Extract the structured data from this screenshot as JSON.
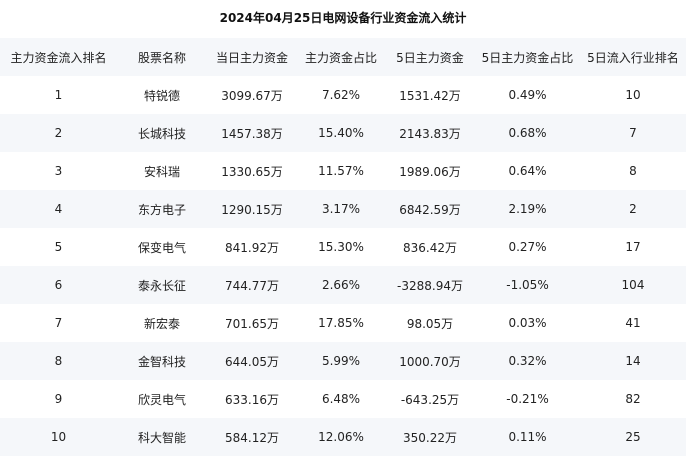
{
  "title": "2024年04月25日电网设备行业资金流入统计",
  "headers": [
    "主力资金流入排名",
    "股票名称",
    "当日主力资金",
    "主力资金占比",
    "5日主力资金",
    "5日主力资金占比",
    "5日流入行业排名"
  ],
  "rows": [
    [
      "1",
      "特锐德",
      "3099.67万",
      "7.62%",
      "1531.42万",
      "0.49%",
      "10"
    ],
    [
      "2",
      "长城科技",
      "1457.38万",
      "15.40%",
      "2143.83万",
      "0.68%",
      "7"
    ],
    [
      "3",
      "安科瑞",
      "1330.65万",
      "11.57%",
      "1989.06万",
      "0.64%",
      "8"
    ],
    [
      "4",
      "东方电子",
      "1290.15万",
      "3.17%",
      "6842.59万",
      "2.19%",
      "2"
    ],
    [
      "5",
      "保变电气",
      "841.92万",
      "15.30%",
      "836.42万",
      "0.27%",
      "17"
    ],
    [
      "6",
      "泰永长征",
      "744.77万",
      "2.66%",
      "-3288.94万",
      "-1.05%",
      "104"
    ],
    [
      "7",
      "新宏泰",
      "701.65万",
      "17.85%",
      "98.05万",
      "0.03%",
      "41"
    ],
    [
      "8",
      "金智科技",
      "644.05万",
      "5.99%",
      "1000.70万",
      "0.32%",
      "14"
    ],
    [
      "9",
      "欣灵电气",
      "633.16万",
      "6.48%",
      "-643.25万",
      "-0.21%",
      "82"
    ],
    [
      "10",
      "科大智能",
      "584.12万",
      "12.06%",
      "350.22万",
      "0.11%",
      "25"
    ]
  ]
}
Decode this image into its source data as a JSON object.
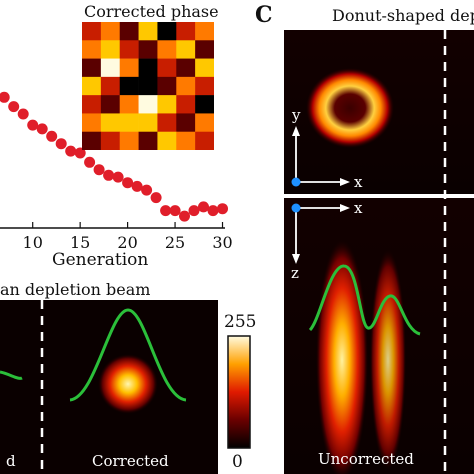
{
  "chart_data": [
    {
      "type": "scatter",
      "title": "",
      "xlabel": "Generation",
      "ylabel": "",
      "xlim": [
        5.5,
        31
      ],
      "x_ticks": [
        "10",
        "15",
        "20",
        "25",
        "30"
      ],
      "series": [
        {
          "x": [
            6,
            7,
            8,
            9,
            10,
            11,
            12,
            13,
            14,
            15,
            16,
            17,
            18,
            19,
            20,
            21,
            22,
            23,
            24,
            25,
            26,
            27,
            28,
            29,
            30
          ],
          "values": [
            96,
            95,
            90,
            86,
            80,
            78,
            74,
            70,
            66,
            65,
            60,
            56,
            53,
            52,
            49,
            47,
            45,
            41,
            34,
            34,
            31,
            34,
            36,
            34,
            35
          ]
        }
      ]
    }
  ],
  "figure": {
    "inset_title": "Corrected phase",
    "panel_letter": "C",
    "panel_c_title": "Donut-shaped depl",
    "gauss_title": "an depletion beam",
    "colorbar_max": "255",
    "colorbar_min": "0",
    "label_left_partial": "d",
    "label_corrected": "Corrected",
    "label_uncorrected": "Uncorrected",
    "axis_x": "x",
    "axis_y": "y",
    "axis_z": "z",
    "phase_grid": [
      [
        2,
        3,
        1,
        4,
        0,
        2,
        3
      ],
      [
        3,
        4,
        2,
        1,
        3,
        4,
        1
      ],
      [
        1,
        5,
        3,
        0,
        2,
        1,
        4
      ],
      [
        4,
        2,
        0,
        0,
        1,
        3,
        2
      ],
      [
        2,
        1,
        3,
        5,
        4,
        2,
        0
      ],
      [
        3,
        4,
        4,
        4,
        2,
        1,
        3
      ],
      [
        1,
        2,
        3,
        1,
        4,
        3,
        2
      ]
    ],
    "colors": {
      "marker": "#e01e2a",
      "curve": "#2bbf3a",
      "background_dark": "#0a0000",
      "axis_arrow": "#ffffff",
      "origin_dot": "#1e90ff"
    }
  }
}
=-=-=
Quote every entry exactly, with the pictures omitted.

Extract the structured data from this screenshot as JSON.
{
  "title": "2024年04月25日电网设备行业资金流入统计",
  "headers": [
    "主力资金流入排名",
    "股票名称",
    "当日主力资金",
    "主力资金占比",
    "5日主力资金",
    "5日主力资金占比",
    "5日流入行业排名"
  ],
  "rows": [
    [
      "1",
      "特锐德",
      "3099.67万",
      "7.62%",
      "1531.42万",
      "0.49%",
      "10"
    ],
    [
      "2",
      "长城科技",
      "1457.38万",
      "15.40%",
      "2143.83万",
      "0.68%",
      "7"
    ],
    [
      "3",
      "安科瑞",
      "1330.65万",
      "11.57%",
      "1989.06万",
      "0.64%",
      "8"
    ],
    [
      "4",
      "东方电子",
      "1290.15万",
      "3.17%",
      "6842.59万",
      "2.19%",
      "2"
    ],
    [
      "5",
      "保变电气",
      "841.92万",
      "15.30%",
      "836.42万",
      "0.27%",
      "17"
    ],
    [
      "6",
      "泰永长征",
      "744.77万",
      "2.66%",
      "-3288.94万",
      "-1.05%",
      "104"
    ],
    [
      "7",
      "新宏泰",
      "701.65万",
      "17.85%",
      "98.05万",
      "0.03%",
      "41"
    ],
    [
      "8",
      "金智科技",
      "644.05万",
      "5.99%",
      "1000.70万",
      "0.32%",
      "14"
    ],
    [
      "9",
      "欣灵电气",
      "633.16万",
      "6.48%",
      "-643.25万",
      "-0.21%",
      "82"
    ],
    [
      "10",
      "科大智能",
      "584.12万",
      "12.06%",
      "350.22万",
      "0.11%",
      "25"
    ]
  ]
}
Decode this image into its source data as a JSON object.
{
  "chart_data": [
    {
      "type": "scatter",
      "title": "",
      "xlabel": "Generation",
      "ylabel": "",
      "xlim": [
        5.5,
        31
      ],
      "x_ticks": [
        "10",
        "15",
        "20",
        "25",
        "30"
      ],
      "series": [
        {
          "x": [
            6,
            7,
            8,
            9,
            10,
            11,
            12,
            13,
            14,
            15,
            16,
            17,
            18,
            19,
            20,
            21,
            22,
            23,
            24,
            25,
            26,
            27,
            28,
            29,
            30
          ],
          "values": [
            96,
            95,
            90,
            86,
            80,
            78,
            74,
            70,
            66,
            65,
            60,
            56,
            53,
            52,
            49,
            47,
            45,
            41,
            34,
            34,
            31,
            34,
            36,
            34,
            35
          ]
        }
      ]
    }
  ],
  "figure": {
    "inset_title": "Corrected phase",
    "panel_letter": "C",
    "panel_c_title": "Donut-shaped depl",
    "gauss_title": "an depletion beam",
    "colorbar_max": "255",
    "colorbar_min": "0",
    "label_left_partial": "d",
    "label_corrected": "Corrected",
    "label_uncorrected": "Uncorrected",
    "axis_x": "x",
    "axis_y": "y",
    "axis_z": "z",
    "phase_grid": [
      [
        2,
        3,
        1,
        4,
        0,
        2,
        3
      ],
      [
        3,
        4,
        2,
        1,
        3,
        4,
        1
      ],
      [
        1,
        5,
        3,
        0,
        2,
        1,
        4
      ],
      [
        4,
        2,
        0,
        0,
        1,
        3,
        2
      ],
      [
        2,
        1,
        3,
        5,
        4,
        2,
        0
      ],
      [
        3,
        4,
        4,
        4,
        2,
        1,
        3
      ],
      [
        1,
        2,
        3,
        1,
        4,
        3,
        2
      ]
    ],
    "colors": {
      "marker": "#e01e2a",
      "curve": "#2bbf3a",
      "background_dark": "#0a0000",
      "axis_arrow": "#ffffff",
      "origin_dot": "#1e90ff"
    }
  }
}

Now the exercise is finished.